Records for the exercise:
━━━━━━━━━━━━━━━━

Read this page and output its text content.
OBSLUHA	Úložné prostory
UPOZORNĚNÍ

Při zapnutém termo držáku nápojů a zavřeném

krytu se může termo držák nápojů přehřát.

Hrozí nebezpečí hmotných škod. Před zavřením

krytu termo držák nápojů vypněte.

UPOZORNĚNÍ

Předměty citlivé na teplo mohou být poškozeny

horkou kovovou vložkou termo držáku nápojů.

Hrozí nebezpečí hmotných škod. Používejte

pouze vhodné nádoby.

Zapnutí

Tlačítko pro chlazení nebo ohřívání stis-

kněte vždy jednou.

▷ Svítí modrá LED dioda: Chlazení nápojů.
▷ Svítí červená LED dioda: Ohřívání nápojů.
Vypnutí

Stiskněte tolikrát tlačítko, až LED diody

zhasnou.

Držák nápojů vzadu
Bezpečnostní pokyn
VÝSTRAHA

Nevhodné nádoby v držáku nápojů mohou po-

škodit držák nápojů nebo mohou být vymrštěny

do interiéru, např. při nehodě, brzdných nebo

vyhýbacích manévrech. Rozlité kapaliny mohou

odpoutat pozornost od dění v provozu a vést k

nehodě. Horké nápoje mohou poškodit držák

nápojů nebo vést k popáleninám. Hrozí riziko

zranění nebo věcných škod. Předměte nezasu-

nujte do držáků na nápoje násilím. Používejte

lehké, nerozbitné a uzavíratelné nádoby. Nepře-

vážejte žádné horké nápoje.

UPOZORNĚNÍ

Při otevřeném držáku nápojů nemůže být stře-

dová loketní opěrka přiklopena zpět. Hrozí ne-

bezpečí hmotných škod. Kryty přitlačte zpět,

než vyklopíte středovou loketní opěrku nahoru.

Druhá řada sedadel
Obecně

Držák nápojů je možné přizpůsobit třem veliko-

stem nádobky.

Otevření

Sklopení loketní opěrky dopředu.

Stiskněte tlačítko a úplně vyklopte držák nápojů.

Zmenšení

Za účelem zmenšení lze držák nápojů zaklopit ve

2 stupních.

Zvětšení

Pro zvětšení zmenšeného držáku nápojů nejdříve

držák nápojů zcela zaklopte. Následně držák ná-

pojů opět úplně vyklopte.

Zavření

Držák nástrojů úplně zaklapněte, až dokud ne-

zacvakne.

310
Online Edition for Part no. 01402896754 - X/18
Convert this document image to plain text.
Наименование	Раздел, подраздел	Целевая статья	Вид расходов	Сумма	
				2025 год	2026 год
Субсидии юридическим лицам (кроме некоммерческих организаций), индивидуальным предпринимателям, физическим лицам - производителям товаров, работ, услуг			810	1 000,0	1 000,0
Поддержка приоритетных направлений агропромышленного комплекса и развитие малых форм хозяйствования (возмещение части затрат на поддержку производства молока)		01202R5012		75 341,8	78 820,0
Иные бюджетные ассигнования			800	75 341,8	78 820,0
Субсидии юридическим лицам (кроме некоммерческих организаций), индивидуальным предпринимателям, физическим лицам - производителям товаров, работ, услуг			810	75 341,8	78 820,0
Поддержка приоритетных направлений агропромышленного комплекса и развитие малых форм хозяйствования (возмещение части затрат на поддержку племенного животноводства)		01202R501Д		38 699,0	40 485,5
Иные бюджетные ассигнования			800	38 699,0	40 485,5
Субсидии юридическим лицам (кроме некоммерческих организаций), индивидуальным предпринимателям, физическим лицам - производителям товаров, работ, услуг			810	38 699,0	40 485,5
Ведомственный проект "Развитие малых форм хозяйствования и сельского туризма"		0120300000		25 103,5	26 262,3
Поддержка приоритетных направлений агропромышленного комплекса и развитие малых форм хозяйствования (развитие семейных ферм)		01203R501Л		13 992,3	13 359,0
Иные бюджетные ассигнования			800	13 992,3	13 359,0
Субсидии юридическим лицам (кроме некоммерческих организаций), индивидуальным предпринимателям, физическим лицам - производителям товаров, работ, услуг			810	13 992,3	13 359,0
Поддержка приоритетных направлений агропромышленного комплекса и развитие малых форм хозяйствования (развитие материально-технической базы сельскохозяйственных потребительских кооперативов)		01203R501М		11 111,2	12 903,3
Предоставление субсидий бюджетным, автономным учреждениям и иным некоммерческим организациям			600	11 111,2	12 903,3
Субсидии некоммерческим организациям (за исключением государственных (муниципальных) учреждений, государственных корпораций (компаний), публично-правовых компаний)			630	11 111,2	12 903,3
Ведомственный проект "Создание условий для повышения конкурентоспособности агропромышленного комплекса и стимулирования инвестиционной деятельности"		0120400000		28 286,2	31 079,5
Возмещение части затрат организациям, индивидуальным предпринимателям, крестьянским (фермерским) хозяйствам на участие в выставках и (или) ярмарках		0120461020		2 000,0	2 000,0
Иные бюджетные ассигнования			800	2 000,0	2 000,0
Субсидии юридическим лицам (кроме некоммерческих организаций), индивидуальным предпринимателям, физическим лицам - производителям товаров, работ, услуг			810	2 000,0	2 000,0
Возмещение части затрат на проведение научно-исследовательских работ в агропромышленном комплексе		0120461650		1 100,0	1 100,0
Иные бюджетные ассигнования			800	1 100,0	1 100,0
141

━━━━━━━━━━━━━━━━

Locate the word "Hrozí" in the entries, and copy every line where it is found.

Hrozí nebezpečí hmotných škod. Před zavřením
Hrozí nebezpečí hmotných škod. Používejte
nápojů nebo vést k popáleninám. Hrozí riziko
dová loketní opěrka přiklopena zpět. Hrozí ne-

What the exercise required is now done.